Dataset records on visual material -

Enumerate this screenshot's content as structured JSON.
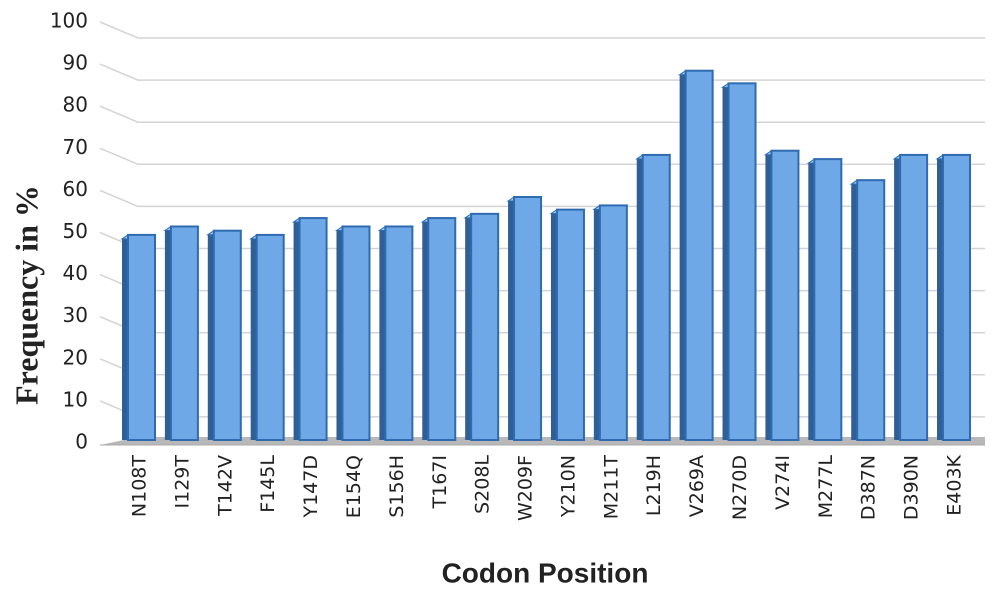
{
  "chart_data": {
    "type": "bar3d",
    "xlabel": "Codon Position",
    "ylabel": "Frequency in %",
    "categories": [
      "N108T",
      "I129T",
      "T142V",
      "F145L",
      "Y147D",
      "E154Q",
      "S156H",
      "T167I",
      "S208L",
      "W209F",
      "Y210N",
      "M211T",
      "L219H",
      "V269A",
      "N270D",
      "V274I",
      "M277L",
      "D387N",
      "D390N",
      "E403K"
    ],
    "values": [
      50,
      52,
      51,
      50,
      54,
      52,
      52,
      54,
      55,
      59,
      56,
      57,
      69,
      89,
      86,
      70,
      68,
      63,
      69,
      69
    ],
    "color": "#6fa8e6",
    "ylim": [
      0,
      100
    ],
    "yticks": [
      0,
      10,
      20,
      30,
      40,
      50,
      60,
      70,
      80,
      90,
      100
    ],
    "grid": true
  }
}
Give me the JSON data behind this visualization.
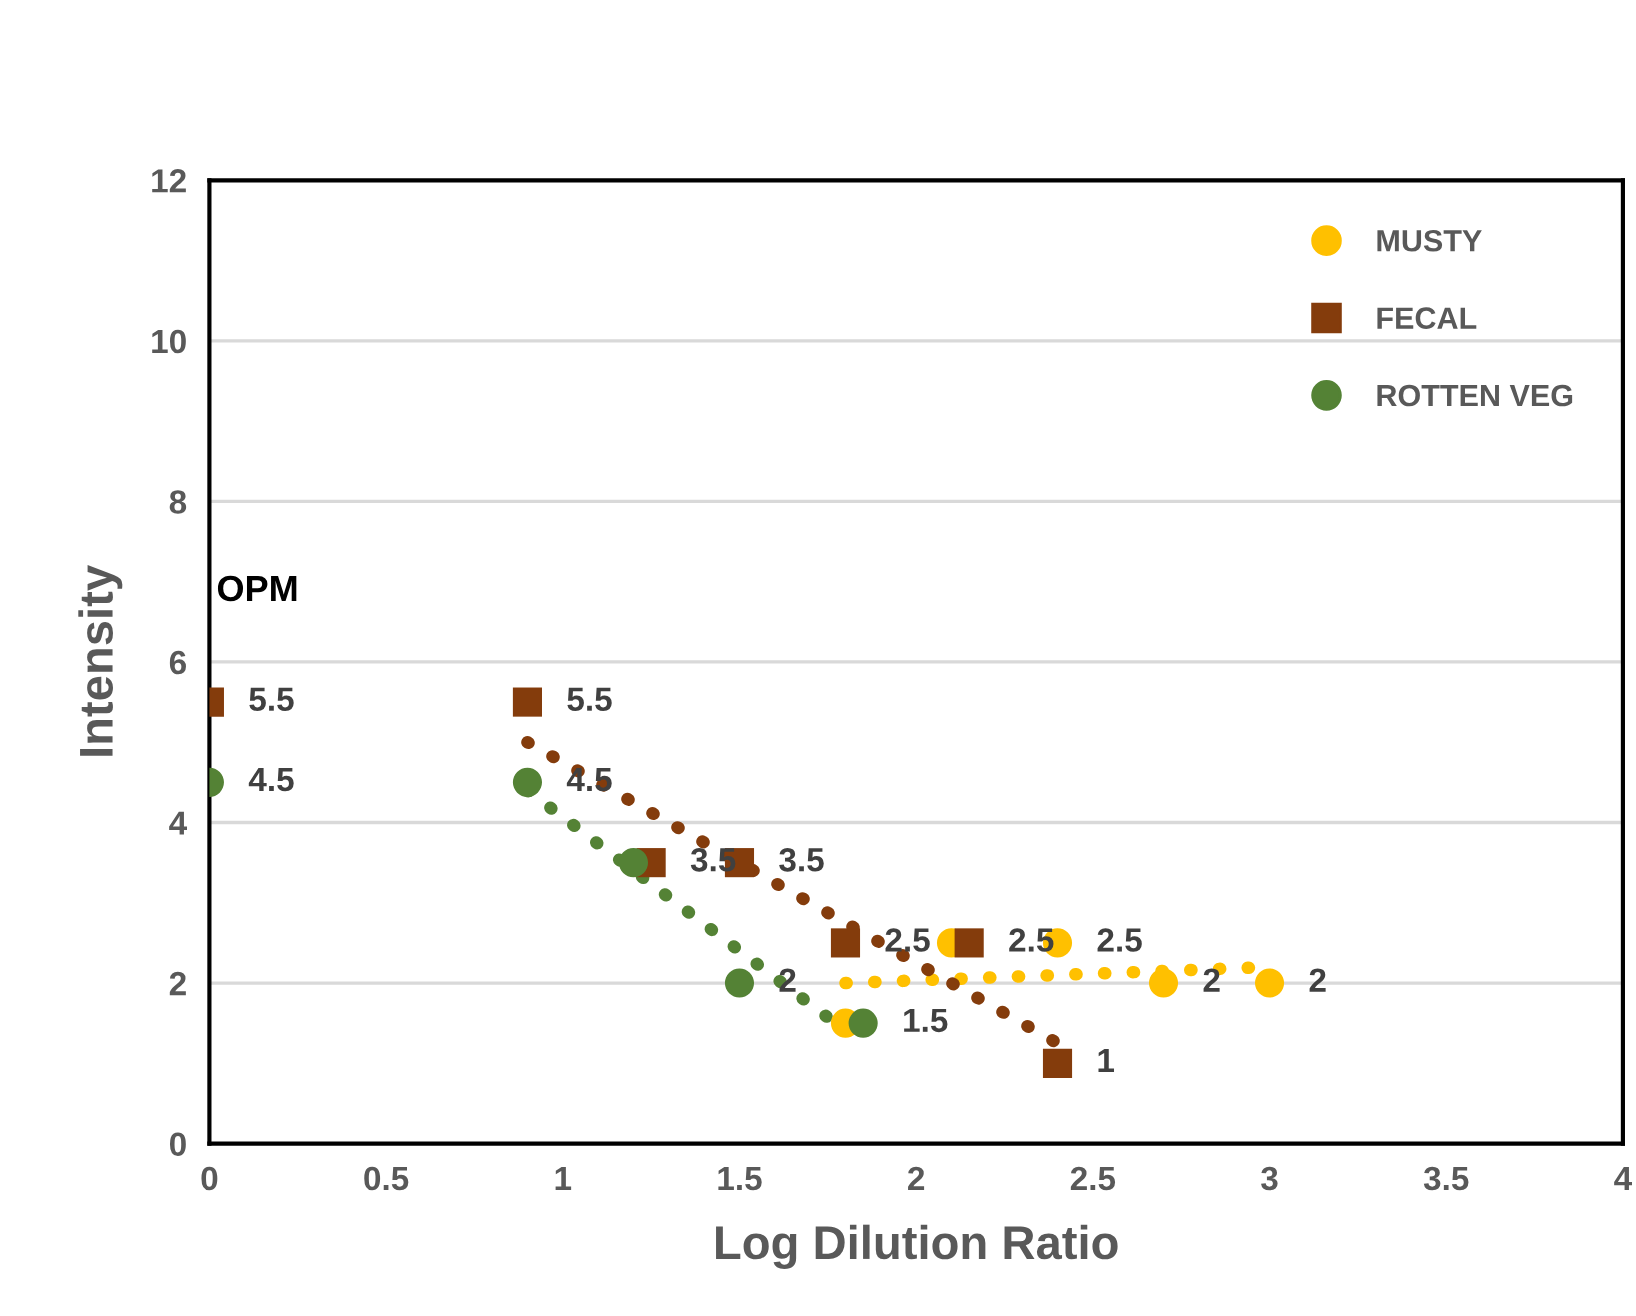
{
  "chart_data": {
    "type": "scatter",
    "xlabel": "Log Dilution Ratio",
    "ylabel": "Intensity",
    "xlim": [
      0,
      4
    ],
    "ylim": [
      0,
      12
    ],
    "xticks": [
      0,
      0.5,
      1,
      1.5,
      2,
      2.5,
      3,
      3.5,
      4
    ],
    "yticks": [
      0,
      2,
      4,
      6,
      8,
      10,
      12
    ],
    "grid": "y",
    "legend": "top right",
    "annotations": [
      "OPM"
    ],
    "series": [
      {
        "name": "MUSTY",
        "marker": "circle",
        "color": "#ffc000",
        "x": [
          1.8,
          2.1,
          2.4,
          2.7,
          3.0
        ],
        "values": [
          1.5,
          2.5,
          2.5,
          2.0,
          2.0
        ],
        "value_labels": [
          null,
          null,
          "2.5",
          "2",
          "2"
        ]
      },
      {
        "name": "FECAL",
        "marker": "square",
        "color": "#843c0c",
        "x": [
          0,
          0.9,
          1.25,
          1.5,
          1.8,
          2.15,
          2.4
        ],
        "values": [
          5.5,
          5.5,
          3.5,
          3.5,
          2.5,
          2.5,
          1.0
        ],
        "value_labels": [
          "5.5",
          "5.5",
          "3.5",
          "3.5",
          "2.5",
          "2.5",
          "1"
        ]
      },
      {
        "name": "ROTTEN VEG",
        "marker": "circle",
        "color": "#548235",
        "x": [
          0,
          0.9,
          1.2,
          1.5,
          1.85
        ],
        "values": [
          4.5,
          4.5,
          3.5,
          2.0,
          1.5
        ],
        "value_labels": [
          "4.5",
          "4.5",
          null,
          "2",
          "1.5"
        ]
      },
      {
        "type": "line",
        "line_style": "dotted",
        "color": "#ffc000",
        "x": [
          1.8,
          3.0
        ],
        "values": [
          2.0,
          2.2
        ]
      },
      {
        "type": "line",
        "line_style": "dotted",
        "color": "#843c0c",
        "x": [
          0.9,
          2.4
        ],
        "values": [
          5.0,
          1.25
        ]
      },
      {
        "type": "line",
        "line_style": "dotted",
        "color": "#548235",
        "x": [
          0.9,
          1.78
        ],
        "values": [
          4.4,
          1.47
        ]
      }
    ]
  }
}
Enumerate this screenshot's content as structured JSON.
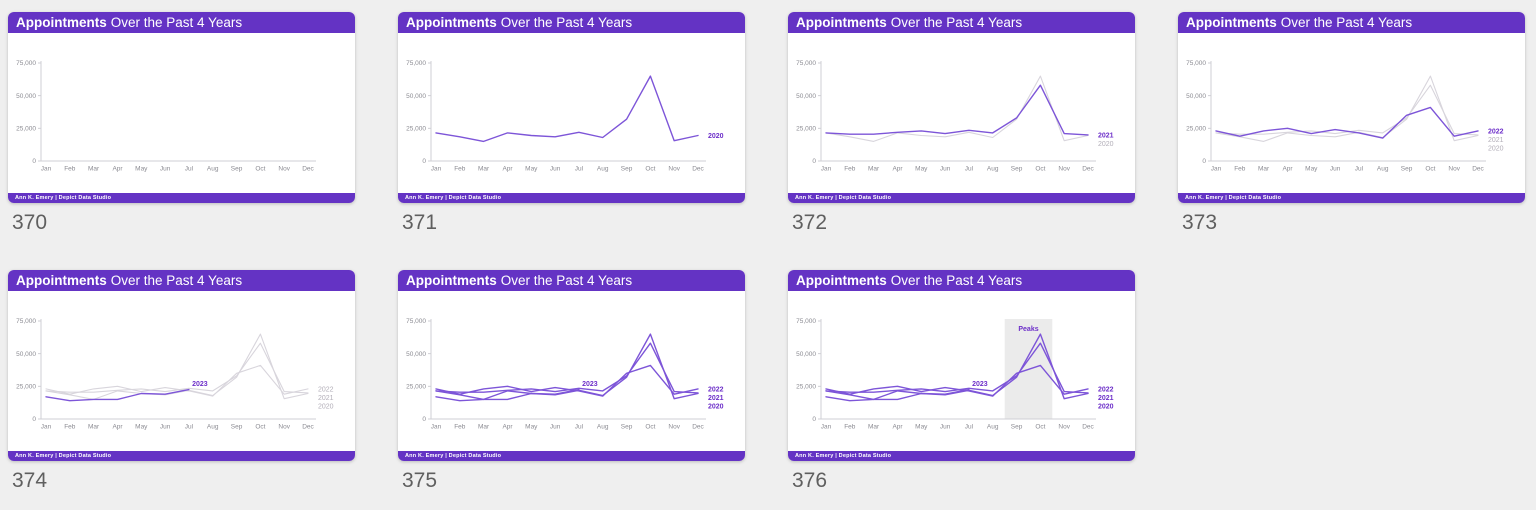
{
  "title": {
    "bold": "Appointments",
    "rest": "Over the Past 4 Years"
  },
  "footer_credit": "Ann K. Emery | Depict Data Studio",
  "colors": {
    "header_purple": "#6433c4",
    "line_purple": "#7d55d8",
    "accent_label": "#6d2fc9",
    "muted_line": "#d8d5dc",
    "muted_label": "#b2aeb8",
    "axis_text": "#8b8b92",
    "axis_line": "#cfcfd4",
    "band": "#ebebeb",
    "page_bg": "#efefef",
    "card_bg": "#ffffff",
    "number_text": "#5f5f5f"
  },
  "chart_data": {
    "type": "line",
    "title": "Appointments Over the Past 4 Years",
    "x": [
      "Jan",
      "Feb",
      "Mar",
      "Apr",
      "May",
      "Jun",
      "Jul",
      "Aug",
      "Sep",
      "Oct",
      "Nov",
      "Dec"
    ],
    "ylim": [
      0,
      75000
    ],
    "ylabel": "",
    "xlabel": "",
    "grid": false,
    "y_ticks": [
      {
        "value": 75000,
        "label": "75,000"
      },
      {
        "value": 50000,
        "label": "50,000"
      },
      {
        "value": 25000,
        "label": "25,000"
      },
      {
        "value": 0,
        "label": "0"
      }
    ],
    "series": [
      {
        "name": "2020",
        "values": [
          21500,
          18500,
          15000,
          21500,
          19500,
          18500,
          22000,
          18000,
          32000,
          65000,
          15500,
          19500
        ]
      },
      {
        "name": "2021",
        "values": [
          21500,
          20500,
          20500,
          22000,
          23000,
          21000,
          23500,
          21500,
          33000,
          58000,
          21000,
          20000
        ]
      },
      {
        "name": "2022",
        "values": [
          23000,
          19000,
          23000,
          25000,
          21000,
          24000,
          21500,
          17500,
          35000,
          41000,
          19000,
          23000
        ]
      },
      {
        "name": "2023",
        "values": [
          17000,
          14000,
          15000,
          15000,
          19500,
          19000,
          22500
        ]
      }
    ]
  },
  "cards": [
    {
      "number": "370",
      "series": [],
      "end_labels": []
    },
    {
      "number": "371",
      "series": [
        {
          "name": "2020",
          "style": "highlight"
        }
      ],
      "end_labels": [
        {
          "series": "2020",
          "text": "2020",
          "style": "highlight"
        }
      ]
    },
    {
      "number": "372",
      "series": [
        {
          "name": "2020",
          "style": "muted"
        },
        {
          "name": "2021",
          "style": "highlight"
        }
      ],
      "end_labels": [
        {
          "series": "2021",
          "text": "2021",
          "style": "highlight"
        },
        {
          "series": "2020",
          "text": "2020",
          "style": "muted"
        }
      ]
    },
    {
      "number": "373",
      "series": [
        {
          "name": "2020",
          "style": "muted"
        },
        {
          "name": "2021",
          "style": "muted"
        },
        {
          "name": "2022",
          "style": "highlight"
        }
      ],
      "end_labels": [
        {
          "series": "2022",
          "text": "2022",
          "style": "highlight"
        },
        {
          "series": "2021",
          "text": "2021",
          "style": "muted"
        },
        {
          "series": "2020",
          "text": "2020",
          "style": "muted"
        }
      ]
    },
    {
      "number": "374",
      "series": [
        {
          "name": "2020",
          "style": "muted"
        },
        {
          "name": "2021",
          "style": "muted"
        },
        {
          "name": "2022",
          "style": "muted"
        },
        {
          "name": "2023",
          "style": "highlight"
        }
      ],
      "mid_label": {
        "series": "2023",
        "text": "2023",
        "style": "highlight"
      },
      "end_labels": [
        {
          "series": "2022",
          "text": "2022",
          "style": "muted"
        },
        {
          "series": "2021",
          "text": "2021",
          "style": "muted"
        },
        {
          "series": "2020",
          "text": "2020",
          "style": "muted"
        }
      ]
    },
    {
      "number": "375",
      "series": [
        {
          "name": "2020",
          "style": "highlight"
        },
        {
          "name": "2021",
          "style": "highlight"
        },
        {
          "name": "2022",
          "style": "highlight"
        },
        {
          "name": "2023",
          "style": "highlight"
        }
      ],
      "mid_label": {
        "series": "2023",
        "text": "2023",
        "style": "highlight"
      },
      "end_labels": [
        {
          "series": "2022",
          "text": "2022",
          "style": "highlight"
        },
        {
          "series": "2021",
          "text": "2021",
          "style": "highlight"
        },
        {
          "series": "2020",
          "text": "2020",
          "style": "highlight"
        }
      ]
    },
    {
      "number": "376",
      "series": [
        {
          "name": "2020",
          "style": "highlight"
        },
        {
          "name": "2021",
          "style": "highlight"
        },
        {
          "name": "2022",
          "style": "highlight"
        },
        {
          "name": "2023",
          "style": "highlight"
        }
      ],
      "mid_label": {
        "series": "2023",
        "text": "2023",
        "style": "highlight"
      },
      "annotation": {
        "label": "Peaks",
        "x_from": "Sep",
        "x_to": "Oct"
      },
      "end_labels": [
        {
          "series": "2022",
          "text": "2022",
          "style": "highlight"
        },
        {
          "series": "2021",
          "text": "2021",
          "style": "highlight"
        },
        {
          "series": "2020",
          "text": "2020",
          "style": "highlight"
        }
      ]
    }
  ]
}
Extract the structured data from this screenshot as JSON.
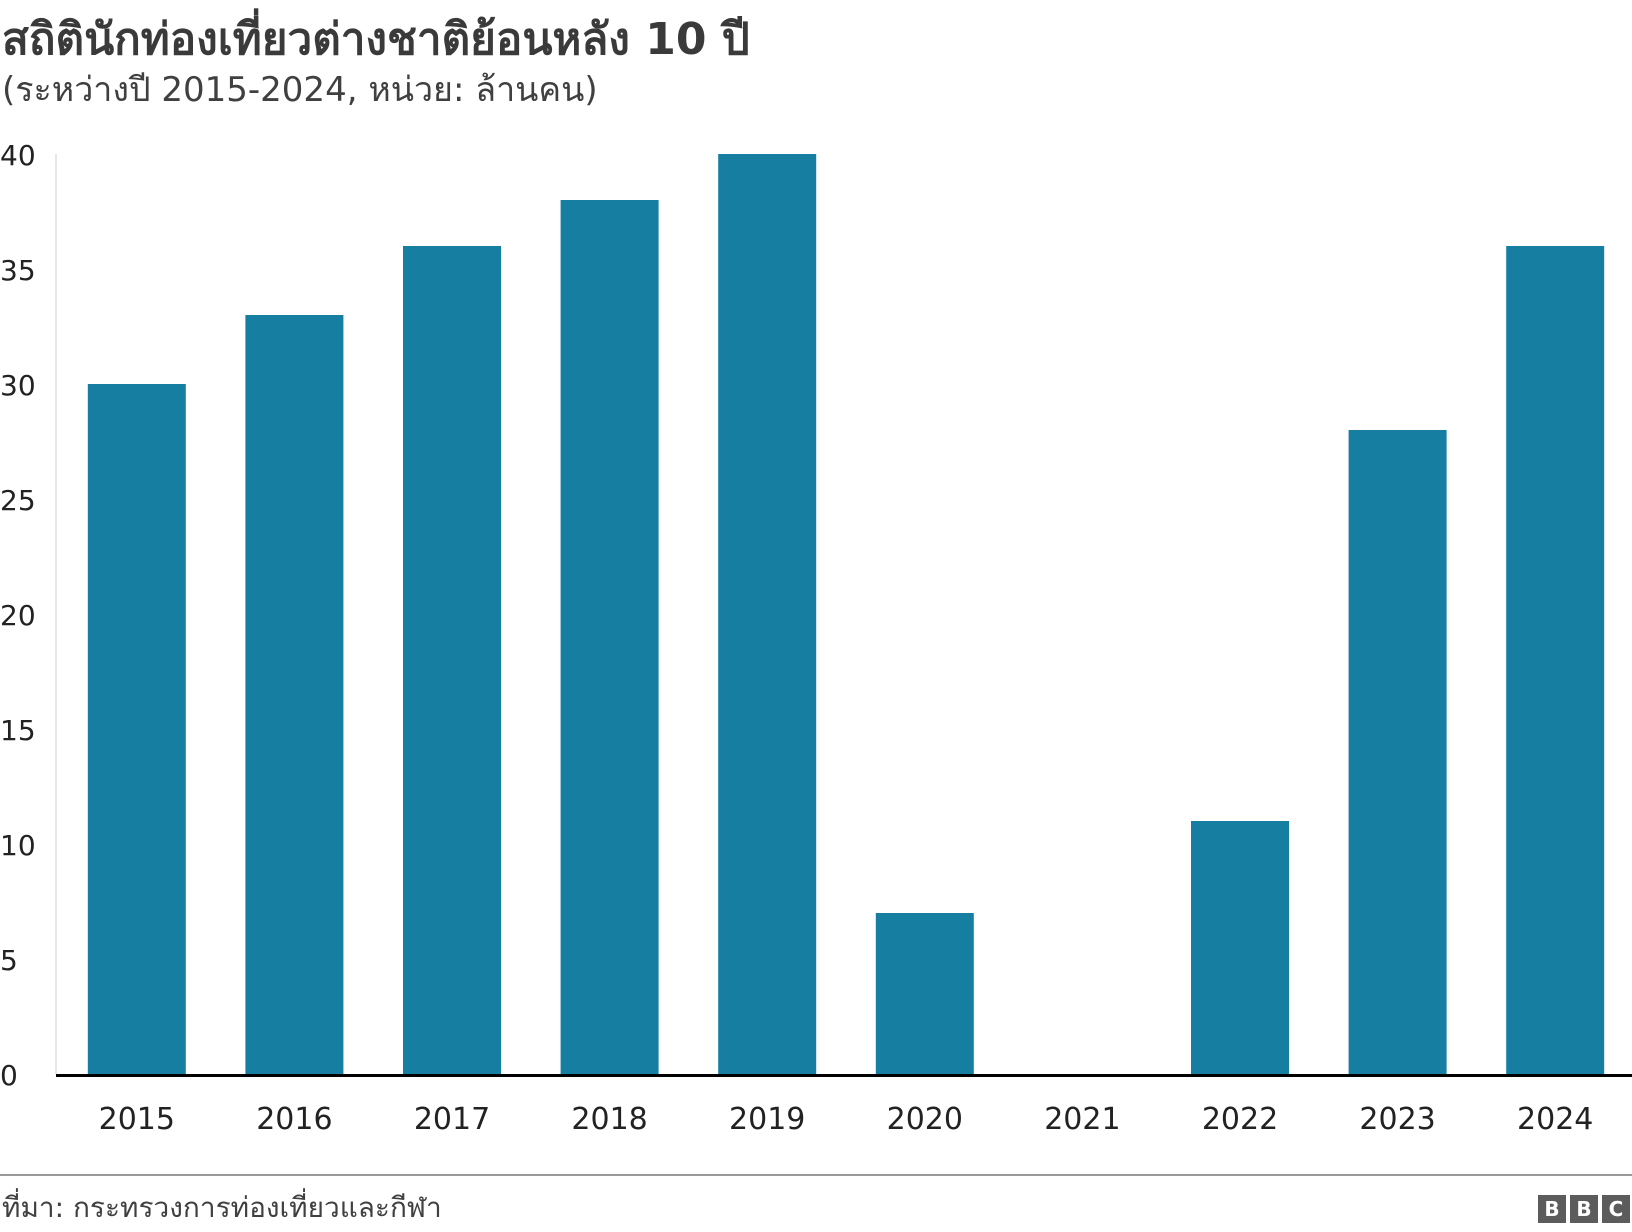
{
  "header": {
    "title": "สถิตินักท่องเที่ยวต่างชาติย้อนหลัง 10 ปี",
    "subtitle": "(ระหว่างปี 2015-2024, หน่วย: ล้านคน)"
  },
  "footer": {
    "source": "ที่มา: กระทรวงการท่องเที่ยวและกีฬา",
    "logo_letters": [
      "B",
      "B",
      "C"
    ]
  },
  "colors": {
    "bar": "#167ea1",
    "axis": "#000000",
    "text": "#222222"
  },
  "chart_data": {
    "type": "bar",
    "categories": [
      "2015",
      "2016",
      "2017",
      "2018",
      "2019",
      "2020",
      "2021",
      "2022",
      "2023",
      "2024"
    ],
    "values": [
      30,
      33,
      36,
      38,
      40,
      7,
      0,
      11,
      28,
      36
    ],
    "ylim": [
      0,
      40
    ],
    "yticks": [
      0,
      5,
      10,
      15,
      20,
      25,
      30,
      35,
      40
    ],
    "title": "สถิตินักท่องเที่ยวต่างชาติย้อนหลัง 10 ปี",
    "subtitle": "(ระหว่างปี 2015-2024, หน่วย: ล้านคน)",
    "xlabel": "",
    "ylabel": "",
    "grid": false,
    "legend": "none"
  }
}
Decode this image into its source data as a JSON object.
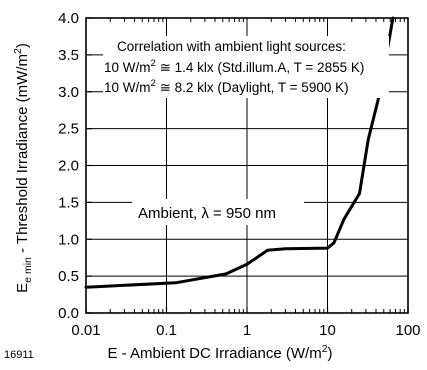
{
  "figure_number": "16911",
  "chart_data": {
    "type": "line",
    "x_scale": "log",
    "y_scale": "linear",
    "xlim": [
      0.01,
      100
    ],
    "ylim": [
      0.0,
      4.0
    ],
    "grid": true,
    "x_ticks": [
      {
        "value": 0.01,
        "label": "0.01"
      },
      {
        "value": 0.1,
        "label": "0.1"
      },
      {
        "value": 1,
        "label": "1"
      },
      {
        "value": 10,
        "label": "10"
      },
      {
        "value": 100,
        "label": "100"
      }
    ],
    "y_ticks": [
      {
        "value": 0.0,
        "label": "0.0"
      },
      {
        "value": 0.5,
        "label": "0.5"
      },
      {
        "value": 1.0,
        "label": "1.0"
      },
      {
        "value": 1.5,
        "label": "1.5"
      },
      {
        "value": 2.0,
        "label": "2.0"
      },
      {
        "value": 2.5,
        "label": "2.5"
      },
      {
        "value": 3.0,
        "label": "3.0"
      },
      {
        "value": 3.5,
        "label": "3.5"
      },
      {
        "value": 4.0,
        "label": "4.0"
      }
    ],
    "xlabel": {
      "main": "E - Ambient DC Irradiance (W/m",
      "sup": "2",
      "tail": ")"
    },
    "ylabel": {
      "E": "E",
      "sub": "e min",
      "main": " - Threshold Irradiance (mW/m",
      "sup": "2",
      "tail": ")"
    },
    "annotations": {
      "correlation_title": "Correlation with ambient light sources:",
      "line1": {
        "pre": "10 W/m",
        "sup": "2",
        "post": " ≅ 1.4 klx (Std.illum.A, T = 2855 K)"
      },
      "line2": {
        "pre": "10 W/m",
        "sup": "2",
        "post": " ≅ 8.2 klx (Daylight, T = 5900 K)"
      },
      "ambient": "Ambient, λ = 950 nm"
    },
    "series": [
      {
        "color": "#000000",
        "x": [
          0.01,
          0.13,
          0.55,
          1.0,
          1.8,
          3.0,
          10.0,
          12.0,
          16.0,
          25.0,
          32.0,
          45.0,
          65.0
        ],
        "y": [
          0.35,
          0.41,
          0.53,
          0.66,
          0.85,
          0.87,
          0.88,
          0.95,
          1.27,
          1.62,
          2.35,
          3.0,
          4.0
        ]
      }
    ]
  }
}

Objective - Determine the number of lines in the listing that hold the word "this", and supply that number and nothing further.

Task output - 5